**** Material provided ****

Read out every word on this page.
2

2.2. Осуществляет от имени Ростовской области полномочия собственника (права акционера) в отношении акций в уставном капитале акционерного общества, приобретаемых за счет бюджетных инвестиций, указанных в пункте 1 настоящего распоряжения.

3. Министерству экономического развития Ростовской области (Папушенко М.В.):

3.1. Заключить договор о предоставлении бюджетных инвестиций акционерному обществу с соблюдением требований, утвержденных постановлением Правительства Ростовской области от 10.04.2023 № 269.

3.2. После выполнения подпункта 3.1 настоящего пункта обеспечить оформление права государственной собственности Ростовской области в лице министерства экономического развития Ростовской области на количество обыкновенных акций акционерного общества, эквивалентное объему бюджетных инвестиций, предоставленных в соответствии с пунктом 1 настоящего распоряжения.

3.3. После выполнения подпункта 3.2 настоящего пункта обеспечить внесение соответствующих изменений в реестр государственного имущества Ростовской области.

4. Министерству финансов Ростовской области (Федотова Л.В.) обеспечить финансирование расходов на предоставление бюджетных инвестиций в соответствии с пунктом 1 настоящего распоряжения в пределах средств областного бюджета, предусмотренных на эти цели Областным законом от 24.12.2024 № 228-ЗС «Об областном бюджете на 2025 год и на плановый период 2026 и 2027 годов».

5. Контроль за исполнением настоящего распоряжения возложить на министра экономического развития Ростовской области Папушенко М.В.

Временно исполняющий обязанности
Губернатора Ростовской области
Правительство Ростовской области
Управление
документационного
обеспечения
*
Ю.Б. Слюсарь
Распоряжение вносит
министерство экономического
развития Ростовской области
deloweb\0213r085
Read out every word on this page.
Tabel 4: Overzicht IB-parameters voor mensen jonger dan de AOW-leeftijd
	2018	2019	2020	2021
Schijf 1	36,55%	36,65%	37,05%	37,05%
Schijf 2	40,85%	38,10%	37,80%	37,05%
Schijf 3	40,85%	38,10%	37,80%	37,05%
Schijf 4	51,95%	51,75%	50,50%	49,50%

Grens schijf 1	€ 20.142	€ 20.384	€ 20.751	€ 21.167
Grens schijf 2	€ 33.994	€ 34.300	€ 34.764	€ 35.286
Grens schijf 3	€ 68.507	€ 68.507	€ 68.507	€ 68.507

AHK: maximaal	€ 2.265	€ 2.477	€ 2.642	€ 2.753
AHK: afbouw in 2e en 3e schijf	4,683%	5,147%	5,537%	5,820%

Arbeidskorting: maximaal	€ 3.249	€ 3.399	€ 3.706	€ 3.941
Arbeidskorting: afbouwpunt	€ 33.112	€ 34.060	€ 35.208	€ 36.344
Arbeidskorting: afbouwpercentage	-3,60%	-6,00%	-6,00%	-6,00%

****

Instructions to follow — Quote the material exactly, leaving nothing out.

Solution for this exercise —
Read out every word on this page.
2

2.2. Осуществляет от имени Ростовской области полномочия собственника (права акционера) в отношении акций в уставном капитале акционерного общества, приобретаемых за счет бюджетных инвестиций, указанных в пункте 1 настоящего распоряжения.

3. Министерству экономического развития Ростовской области (Папушенко М.В.):

3.1. Заключить договор о предоставлении бюджетных инвестиций акционерному обществу с соблюдением требований, утвержденных постановлением Правительства Ростовской области от 10.04.2023 № 269.

3.2. После выполнения подпункта 3.1 настоящего пункта обеспечить оформление права государственной собственности Ростовской области в лице министерства экономического развития Ростовской области на количество обыкновенных акций акционерного общества, эквивалентное объему бюджетных инвестиций, предоставленных в соответствии с пунктом 1 настоящего распоряжения.

3.3. После выполнения подпункта 3.2 настоящего пункта обеспечить внесение соответствующих изменений в реестр государственного имущества Ростовской области.

4. Министерству финансов Ростовской области (Федотова Л.В.) обеспечить финансирование расходов на предоставление бюджетных инвестиций в соответствии с пунктом 1 настоящего распоряжения в пределах средств областного бюджета, предусмотренных на эти цели Областным законом от 24.12.2024 № 228-ЗС «Об областном бюджете на 2025 год и на плановый период 2026 и 2027 годов».

5. Контроль за исполнением настоящего распоряжения возложить на министра экономического развития Ростовской области Папушенко М.В.

Временно исполняющий обязанности
Губернатора Ростовской области
Правительство Ростовской области
Управление
документационного
обеспечения
*
Ю.Б. Слюсарь
Распоряжение вносит
министерство экономического
развития Ростовской области
deloweb\0213r085
Read out every word on this page.
Tabel 4: Overzicht IB-parameters voor mensen jonger dan de AOW-leeftijd
	2018	2019	2020	2021
Schijf 1	36,55%	36,65%	37,05%	37,05%
Schijf 2	40,85%	38,10%	37,80%	37,05%
Schijf 3	40,85%	38,10%	37,80%	37,05%
Schijf 4	51,95%	51,75%	50,50%	49,50%

Grens schijf 1	€ 20.142	€ 20.384	€ 20.751	€ 21.167
Grens schijf 2	€ 33.994	€ 34.300	€ 34.764	€ 35.286
Grens schijf 3	€ 68.507	€ 68.507	€ 68.507	€ 68.507

AHK: maximaal	€ 2.265	€ 2.477	€ 2.642	€ 2.753
AHK: afbouw in 2e en 3e schijf	4,683%	5,147%	5,537%	5,820%

Arbeidskorting: maximaal	€ 3.249	€ 3.399	€ 3.706	€ 3.941
Arbeidskorting: afbouwpunt	€ 33.112	€ 34.060	€ 35.208	€ 36.344
Arbeidskorting: afbouwpercentage	-3,60%	-6,00%	-6,00%	-6,00%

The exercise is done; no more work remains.